Problem statement ▸ Here are some entries; quote each one exactly.

Dataset records ▸

* * * * * * * * *

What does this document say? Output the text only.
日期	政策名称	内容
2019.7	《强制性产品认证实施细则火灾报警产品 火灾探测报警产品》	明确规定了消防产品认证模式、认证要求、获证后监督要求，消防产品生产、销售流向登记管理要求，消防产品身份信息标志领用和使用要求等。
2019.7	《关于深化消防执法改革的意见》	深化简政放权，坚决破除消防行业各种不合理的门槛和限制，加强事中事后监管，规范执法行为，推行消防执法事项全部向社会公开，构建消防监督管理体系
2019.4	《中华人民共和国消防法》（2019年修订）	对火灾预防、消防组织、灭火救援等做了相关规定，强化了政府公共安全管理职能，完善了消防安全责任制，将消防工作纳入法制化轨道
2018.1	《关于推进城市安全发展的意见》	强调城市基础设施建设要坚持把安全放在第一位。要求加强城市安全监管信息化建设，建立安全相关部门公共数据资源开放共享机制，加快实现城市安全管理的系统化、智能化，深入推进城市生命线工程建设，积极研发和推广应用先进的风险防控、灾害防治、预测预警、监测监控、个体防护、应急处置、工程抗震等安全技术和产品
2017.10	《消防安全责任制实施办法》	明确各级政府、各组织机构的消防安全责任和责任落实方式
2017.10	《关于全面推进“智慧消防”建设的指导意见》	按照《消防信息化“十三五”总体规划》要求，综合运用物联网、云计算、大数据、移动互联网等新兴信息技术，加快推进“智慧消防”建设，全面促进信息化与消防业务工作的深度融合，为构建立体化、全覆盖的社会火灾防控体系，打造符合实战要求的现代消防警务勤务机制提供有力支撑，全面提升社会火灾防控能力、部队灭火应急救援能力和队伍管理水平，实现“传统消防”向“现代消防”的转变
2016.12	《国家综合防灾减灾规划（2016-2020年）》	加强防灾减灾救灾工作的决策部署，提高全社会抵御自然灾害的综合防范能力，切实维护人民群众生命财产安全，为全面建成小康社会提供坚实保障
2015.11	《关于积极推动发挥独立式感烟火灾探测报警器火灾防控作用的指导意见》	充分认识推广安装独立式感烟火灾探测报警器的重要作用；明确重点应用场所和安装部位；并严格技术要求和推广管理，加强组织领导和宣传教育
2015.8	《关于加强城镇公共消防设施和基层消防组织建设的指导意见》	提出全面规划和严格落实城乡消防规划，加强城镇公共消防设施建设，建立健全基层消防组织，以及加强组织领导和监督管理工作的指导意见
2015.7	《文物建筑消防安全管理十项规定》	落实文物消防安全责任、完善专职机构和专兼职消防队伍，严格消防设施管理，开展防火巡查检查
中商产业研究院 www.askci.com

* * * * * * * * *

Expected output ▸
What does this document say? Output the text only.
日期	政策名称	内容
2019.7	《强制性产品认证实施细则火灾报警产品 火灾探测报警产品》	明确规定了消防产品认证模式、认证要求、获证后监督要求，消防产品生产、销售流向登记管理要求，消防产品身份信息标志领用和使用要求等。
2019.7	《关于深化消防执法改革的意见》	深化简政放权，坚决破除消防行业各种不合理的门槛和限制，加强事中事后监管，规范执法行为，推行消防执法事项全部向社会公开，构建消防监督管理体系
2019.4	《中华人民共和国消防法》（2019年修订）	对火灾预防、消防组织、灭火救援等做了相关规定，强化了政府公共安全管理职能，完善了消防安全责任制，将消防工作纳入法制化轨道
2018.1	《关于推进城市安全发展的意见》	强调城市基础设施建设要坚持把安全放在第一位。要求加强城市安全监管信息化建设，建立安全相关部门公共数据资源开放共享机制，加快实现城市安全管理的系统化、智能化，深入推进城市生命线工程建设，积极研发和推广应用先进的风险防控、灾害防治、预测预警、监测监控、个体防护、应急处置、工程抗震等安全技术和产品
2017.10	《消防安全责任制实施办法》	明确各级政府、各组织机构的消防安全责任和责任落实方式
2017.10	《关于全面推进“智慧消防”建设的指导意见》	按照《消防信息化“十三五”总体规划》要求，综合运用物联网、云计算、大数据、移动互联网等新兴信息技术，加快推进“智慧消防”建设，全面促进信息化与消防业务工作的深度融合，为构建立体化、全覆盖的社会火灾防控体系，打造符合实战要求的现代消防警务勤务机制提供有力支撑，全面提升社会火灾防控能力、部队灭火应急救援能力和队伍管理水平，实现“传统消防”向“现代消防”的转变
2016.12	《国家综合防灾减灾规划（2016-2020年）》	加强防灾减灾救灾工作的决策部署，提高全社会抵御自然灾害的综合防范能力，切实维护人民群众生命财产安全，为全面建成小康社会提供坚实保障
2015.11	《关于积极推动发挥独立式感烟火灾探测报警器火灾防控作用的指导意见》	充分认识推广安装独立式感烟火灾探测报警器的重要作用；明确重点应用场所和安装部位；并严格技术要求和推广管理，加强组织领导和宣传教育
2015.8	《关于加强城镇公共消防设施和基层消防组织建设的指导意见》	提出全面规划和严格落实城乡消防规划，加强城镇公共消防设施建设，建立健全基层消防组织，以及加强组织领导和监督管理工作的指导意见
2015.7	《文物建筑消防安全管理十项规定》	落实文物消防安全责任、完善专职机构和专兼职消防队伍，严格消防设施管理，开展防火巡查检查
中商产业研究院 www.askci.com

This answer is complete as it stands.